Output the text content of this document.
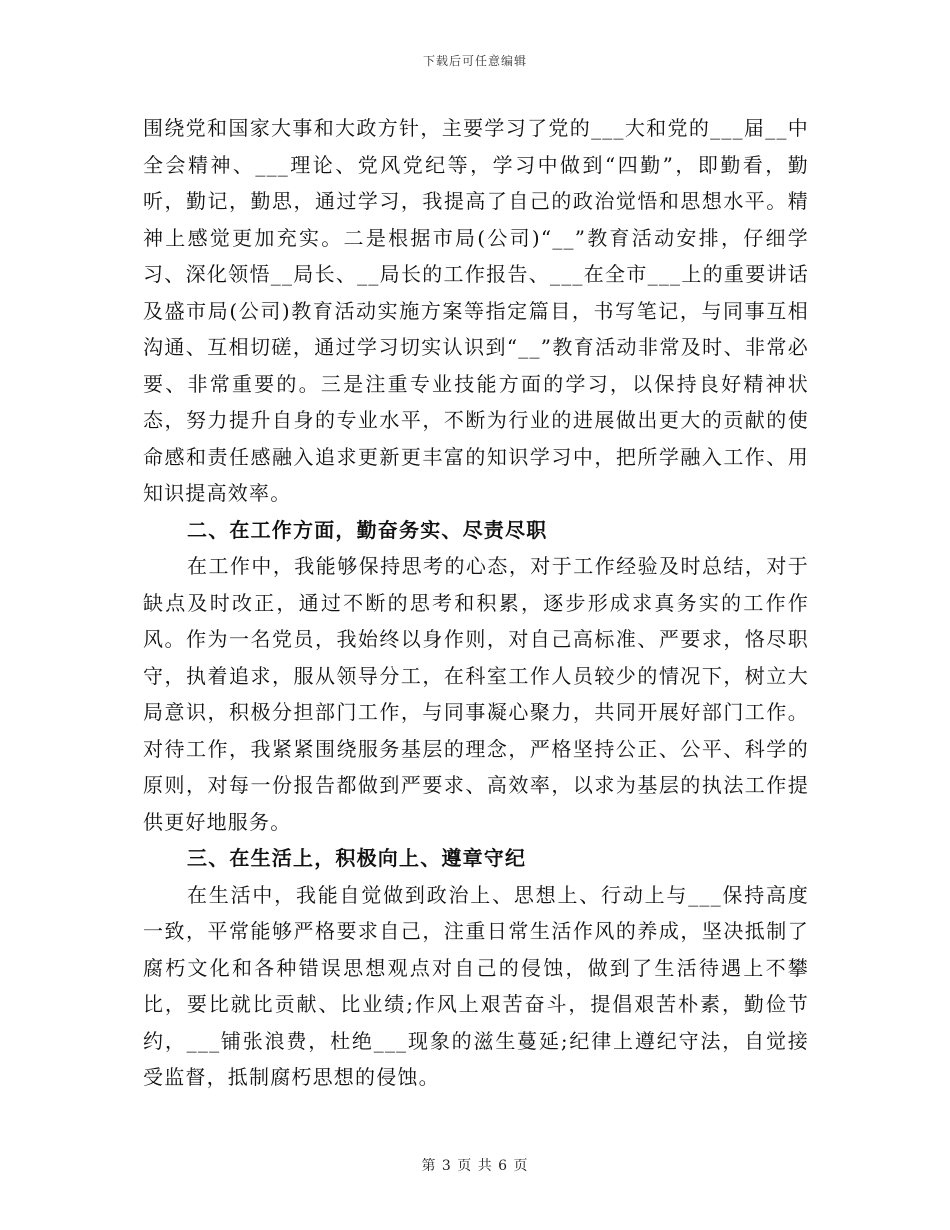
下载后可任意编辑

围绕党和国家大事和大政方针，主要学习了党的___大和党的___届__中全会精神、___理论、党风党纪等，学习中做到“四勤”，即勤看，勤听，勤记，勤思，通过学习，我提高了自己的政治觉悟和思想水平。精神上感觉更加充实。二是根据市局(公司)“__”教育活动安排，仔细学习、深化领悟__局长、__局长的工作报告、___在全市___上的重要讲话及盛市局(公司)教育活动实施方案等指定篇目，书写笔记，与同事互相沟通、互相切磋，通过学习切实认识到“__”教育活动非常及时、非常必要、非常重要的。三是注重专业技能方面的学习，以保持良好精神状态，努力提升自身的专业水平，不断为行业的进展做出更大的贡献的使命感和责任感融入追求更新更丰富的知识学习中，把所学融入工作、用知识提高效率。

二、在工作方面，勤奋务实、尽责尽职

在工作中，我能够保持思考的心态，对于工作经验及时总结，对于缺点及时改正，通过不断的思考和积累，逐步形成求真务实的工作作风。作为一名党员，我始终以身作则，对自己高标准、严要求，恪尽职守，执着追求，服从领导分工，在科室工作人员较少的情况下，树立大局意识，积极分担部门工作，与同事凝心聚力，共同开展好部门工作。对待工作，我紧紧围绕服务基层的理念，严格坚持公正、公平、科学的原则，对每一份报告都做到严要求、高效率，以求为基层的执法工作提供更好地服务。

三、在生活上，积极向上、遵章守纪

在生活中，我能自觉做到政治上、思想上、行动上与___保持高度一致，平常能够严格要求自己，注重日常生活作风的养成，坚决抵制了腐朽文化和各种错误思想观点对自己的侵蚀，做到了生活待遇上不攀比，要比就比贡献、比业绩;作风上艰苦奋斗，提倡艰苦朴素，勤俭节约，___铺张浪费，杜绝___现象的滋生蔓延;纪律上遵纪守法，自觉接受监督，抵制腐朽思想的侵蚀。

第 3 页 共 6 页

════════

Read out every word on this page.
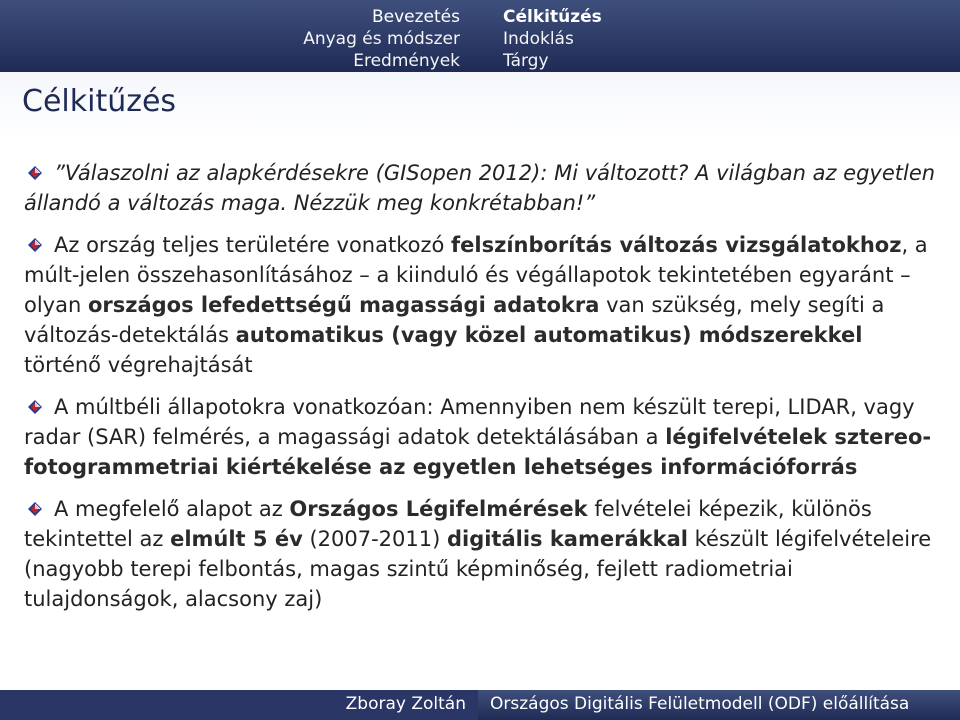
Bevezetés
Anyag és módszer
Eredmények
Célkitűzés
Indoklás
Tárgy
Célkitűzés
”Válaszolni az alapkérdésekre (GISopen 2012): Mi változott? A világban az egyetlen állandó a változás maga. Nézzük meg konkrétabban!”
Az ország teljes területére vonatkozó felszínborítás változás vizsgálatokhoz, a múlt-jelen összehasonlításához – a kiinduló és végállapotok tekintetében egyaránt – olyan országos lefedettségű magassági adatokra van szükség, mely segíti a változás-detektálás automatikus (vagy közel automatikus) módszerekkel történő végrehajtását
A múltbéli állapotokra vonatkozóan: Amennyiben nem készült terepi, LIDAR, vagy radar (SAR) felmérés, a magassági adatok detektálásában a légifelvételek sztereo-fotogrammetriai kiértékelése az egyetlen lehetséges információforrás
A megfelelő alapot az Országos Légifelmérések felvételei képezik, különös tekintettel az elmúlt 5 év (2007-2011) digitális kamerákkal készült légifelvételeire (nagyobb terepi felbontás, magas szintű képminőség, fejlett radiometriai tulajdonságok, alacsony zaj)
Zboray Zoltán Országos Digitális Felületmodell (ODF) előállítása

════════

» Instructions to follow: Only the number is wanted: how many lines in the data include the word "this"?

» Exercise output: 2